# [Aim of the exercise]
Would you set down every entry shown below, precisely as written?

# [Rows]
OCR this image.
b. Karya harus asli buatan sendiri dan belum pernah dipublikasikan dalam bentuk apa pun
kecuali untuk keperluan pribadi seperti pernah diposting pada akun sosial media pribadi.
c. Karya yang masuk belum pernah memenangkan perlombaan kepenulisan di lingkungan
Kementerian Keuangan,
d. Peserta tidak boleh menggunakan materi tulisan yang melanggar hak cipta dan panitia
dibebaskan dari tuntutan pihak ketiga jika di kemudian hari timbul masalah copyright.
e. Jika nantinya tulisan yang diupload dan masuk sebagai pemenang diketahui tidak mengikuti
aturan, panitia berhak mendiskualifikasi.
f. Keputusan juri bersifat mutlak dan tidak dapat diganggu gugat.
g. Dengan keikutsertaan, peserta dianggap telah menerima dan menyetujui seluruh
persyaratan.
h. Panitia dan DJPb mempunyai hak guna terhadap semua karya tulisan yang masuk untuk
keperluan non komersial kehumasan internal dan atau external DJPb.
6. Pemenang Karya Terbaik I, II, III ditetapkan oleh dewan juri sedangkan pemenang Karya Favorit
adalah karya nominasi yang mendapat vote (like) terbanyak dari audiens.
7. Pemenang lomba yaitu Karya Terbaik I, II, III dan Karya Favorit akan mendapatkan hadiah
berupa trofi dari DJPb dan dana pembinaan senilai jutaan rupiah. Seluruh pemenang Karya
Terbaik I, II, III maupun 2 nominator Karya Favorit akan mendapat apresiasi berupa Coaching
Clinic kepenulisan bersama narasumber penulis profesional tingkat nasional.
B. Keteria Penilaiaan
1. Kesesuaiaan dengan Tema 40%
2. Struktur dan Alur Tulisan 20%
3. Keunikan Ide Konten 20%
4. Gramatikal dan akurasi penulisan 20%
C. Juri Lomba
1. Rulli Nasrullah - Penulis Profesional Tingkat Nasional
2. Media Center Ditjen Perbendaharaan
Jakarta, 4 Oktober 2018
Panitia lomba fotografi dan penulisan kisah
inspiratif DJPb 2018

# [Task answer]
OCR this image.
b. Karya harus asli buatan sendiri dan belum pernah dipublikasikan dalam bentuk apa pun
kecuali untuk keperluan pribadi seperti pernah diposting pada akun sosial media pribadi.
c. Karya yang masuk belum pernah memenangkan perlombaan kepenulisan di lingkungan
Kementerian Keuangan,
d. Peserta tidak boleh menggunakan materi tulisan yang melanggar hak cipta dan panitia
dibebaskan dari tuntutan pihak ketiga jika di kemudian hari timbul masalah copyright.
e. Jika nantinya tulisan yang diupload dan masuk sebagai pemenang diketahui tidak mengikuti
aturan, panitia berhak mendiskualifikasi.
f. Keputusan juri bersifat mutlak dan tidak dapat diganggu gugat.
g. Dengan keikutsertaan, peserta dianggap telah menerima dan menyetujui seluruh
persyaratan.
h. Panitia dan DJPb mempunyai hak guna terhadap semua karya tulisan yang masuk untuk
keperluan non komersial kehumasan internal dan atau external DJPb.
6. Pemenang Karya Terbaik I, II, III ditetapkan oleh dewan juri sedangkan pemenang Karya Favorit
adalah karya nominasi yang mendapat vote (like) terbanyak dari audiens.
7. Pemenang lomba yaitu Karya Terbaik I, II, III dan Karya Favorit akan mendapatkan hadiah
berupa trofi dari DJPb dan dana pembinaan senilai jutaan rupiah. Seluruh pemenang Karya
Terbaik I, II, III maupun 2 nominator Karya Favorit akan mendapat apresiasi berupa Coaching
Clinic kepenulisan bersama narasumber penulis profesional tingkat nasional.
B. Keteria Penilaiaan
1. Kesesuaiaan dengan Tema 40%
2. Struktur dan Alur Tulisan 20%
3. Keunikan Ide Konten 20%
4. Gramatikal dan akurasi penulisan 20%
C. Juri Lomba
1. Rulli Nasrullah - Penulis Profesional Tingkat Nasional
2. Media Center Ditjen Perbendaharaan
Jakarta, 4 Oktober 2018
Panitia lomba fotografi dan penulisan kisah
inspiratif DJPb 2018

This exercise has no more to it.